◆ **PROBLEM TO WORK ON**
Print, exactly and completely, every entry in the data.

◆ **PROVIDED RECORDS**
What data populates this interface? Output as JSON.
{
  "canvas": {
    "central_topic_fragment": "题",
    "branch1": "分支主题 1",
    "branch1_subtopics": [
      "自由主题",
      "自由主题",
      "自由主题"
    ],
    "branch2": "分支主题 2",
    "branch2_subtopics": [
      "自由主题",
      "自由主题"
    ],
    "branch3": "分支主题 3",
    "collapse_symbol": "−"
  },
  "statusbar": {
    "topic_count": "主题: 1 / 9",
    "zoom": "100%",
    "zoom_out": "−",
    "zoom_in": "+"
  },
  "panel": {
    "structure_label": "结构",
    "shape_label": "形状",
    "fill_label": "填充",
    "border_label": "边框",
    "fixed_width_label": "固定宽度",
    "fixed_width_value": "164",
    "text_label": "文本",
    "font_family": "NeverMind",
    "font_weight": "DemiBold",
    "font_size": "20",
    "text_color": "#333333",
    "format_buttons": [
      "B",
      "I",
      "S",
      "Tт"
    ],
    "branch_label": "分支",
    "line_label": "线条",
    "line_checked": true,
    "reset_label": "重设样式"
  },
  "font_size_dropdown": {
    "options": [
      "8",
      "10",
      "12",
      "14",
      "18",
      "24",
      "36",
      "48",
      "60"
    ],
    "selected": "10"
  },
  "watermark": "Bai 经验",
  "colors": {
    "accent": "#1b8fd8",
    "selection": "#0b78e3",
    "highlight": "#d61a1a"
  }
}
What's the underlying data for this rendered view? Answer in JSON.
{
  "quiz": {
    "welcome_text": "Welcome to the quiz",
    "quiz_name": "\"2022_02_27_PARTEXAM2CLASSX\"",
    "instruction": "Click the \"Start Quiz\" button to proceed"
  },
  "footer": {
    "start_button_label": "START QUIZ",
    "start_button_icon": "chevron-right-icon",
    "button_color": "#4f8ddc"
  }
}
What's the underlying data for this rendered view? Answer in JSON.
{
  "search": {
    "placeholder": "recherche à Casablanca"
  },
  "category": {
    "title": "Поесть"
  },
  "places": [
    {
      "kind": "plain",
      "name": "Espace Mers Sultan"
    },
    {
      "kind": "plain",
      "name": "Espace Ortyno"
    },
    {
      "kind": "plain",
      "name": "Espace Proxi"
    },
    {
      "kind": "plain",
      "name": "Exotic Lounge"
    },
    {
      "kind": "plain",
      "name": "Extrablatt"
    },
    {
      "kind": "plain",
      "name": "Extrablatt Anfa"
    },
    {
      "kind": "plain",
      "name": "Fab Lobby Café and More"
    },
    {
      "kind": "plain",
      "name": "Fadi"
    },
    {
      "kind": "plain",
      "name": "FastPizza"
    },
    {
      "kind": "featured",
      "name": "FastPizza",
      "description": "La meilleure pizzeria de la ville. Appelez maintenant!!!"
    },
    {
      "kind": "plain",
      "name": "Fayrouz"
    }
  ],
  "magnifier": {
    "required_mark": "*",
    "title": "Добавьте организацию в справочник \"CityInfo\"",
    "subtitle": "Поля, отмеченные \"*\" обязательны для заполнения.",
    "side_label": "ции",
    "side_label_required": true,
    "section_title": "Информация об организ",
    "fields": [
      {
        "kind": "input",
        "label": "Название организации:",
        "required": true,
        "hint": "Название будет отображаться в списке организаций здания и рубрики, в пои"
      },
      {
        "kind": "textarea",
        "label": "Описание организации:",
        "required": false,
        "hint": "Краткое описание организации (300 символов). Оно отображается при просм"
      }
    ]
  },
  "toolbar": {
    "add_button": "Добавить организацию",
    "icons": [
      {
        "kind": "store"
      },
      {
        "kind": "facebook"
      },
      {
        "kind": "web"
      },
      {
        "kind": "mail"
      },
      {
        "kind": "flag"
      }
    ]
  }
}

◆ **EXERCISE SOLUTION**
What data populates this interface? Output as JSON.
{
  "canvas": {
    "central_topic_fragment": "题",
    "branch1": "分支主题 1",
    "branch1_subtopics": [
      "自由主题",
      "自由主题",
      "自由主题"
    ],
    "branch2": "分支主题 2",
    "branch2_subtopics": [
      "自由主题",
      "自由主题"
    ],
    "branch3": "分支主题 3",
    "collapse_symbol": "−"
  },
  "statusbar": {
    "topic_count": "主题: 1 / 9",
    "zoom": "100%",
    "zoom_out": "−",
    "zoom_in": "+"
  },
  "panel": {
    "structure_label": "结构",
    "shape_label": "形状",
    "fill_label": "填充",
    "border_label": "边框",
    "fixed_width_label": "固定宽度",
    "fixed_width_value": "164",
    "text_label": "文本",
    "font_family": "NeverMind",
    "font_weight": "DemiBold",
    "font_size": "20",
    "text_color": "#333333",
    "format_buttons": [
      "B",
      "I",
      "S",
      "Tт"
    ],
    "branch_label": "分支",
    "line_label": "线条",
    "line_checked": true,
    "reset_label": "重设样式"
  },
  "font_size_dropdown": {
    "options": [
      "8",
      "10",
      "12",
      "14",
      "18",
      "24",
      "36",
      "48",
      "60"
    ],
    "selected": "10"
  },
  "watermark": "Bai 经验",
  "colors": {
    "accent": "#1b8fd8",
    "selection": "#0b78e3",
    "highlight": "#d61a1a"
  }
}
What's the underlying data for this rendered view? Answer in JSON.
{
  "quiz": {
    "welcome_text": "Welcome to the quiz",
    "quiz_name": "\"2022_02_27_PARTEXAM2CLASSX\"",
    "instruction": "Click the \"Start Quiz\" button to proceed"
  },
  "footer": {
    "start_button_label": "START QUIZ",
    "start_button_icon": "chevron-right-icon",
    "button_color": "#4f8ddc"
  }
}
What's the underlying data for this rendered view? Answer in JSON.
{
  "search": {
    "placeholder": "recherche à Casablanca"
  },
  "category": {
    "title": "Поесть"
  },
  "places": [
    {
      "kind": "plain",
      "name": "Espace Mers Sultan"
    },
    {
      "kind": "plain",
      "name": "Espace Ortyno"
    },
    {
      "kind": "plain",
      "name": "Espace Proxi"
    },
    {
      "kind": "plain",
      "name": "Exotic Lounge"
    },
    {
      "kind": "plain",
      "name": "Extrablatt"
    },
    {
      "kind": "plain",
      "name": "Extrablatt Anfa"
    },
    {
      "kind": "plain",
      "name": "Fab Lobby Café and More"
    },
    {
      "kind": "plain",
      "name": "Fadi"
    },
    {
      "kind": "plain",
      "name": "FastPizza"
    },
    {
      "kind": "featured",
      "name": "FastPizza",
      "description": "La meilleure pizzeria de la ville. Appelez maintenant!!!"
    },
    {
      "kind": "plain",
      "name": "Fayrouz"
    }
  ],
  "magnifier": {
    "required_mark": "*",
    "title": "Добавьте организацию в справочник \"CityInfo\"",
    "subtitle": "Поля, отмеченные \"*\" обязательны для заполнения.",
    "side_label": "ции",
    "side_label_required": true,
    "section_title": "Информация об организ",
    "fields": [
      {
        "kind": "input",
        "label": "Название организации:",
        "required": true,
        "hint": "Название будет отображаться в списке организаций здания и рубрики, в пои"
      },
      {
        "kind": "textarea",
        "label": "Описание организации:",
        "required": false,
        "hint": "Краткое описание организации (300 символов). Оно отображается при просм"
      }
    ]
  },
  "toolbar": {
    "add_button": "Добавить организацию",
    "icons": [
      {
        "kind": "store"
      },
      {
        "kind": "facebook"
      },
      {
        "kind": "web"
      },
      {
        "kind": "mail"
      },
      {
        "kind": "flag"
      }
    ]
  }
}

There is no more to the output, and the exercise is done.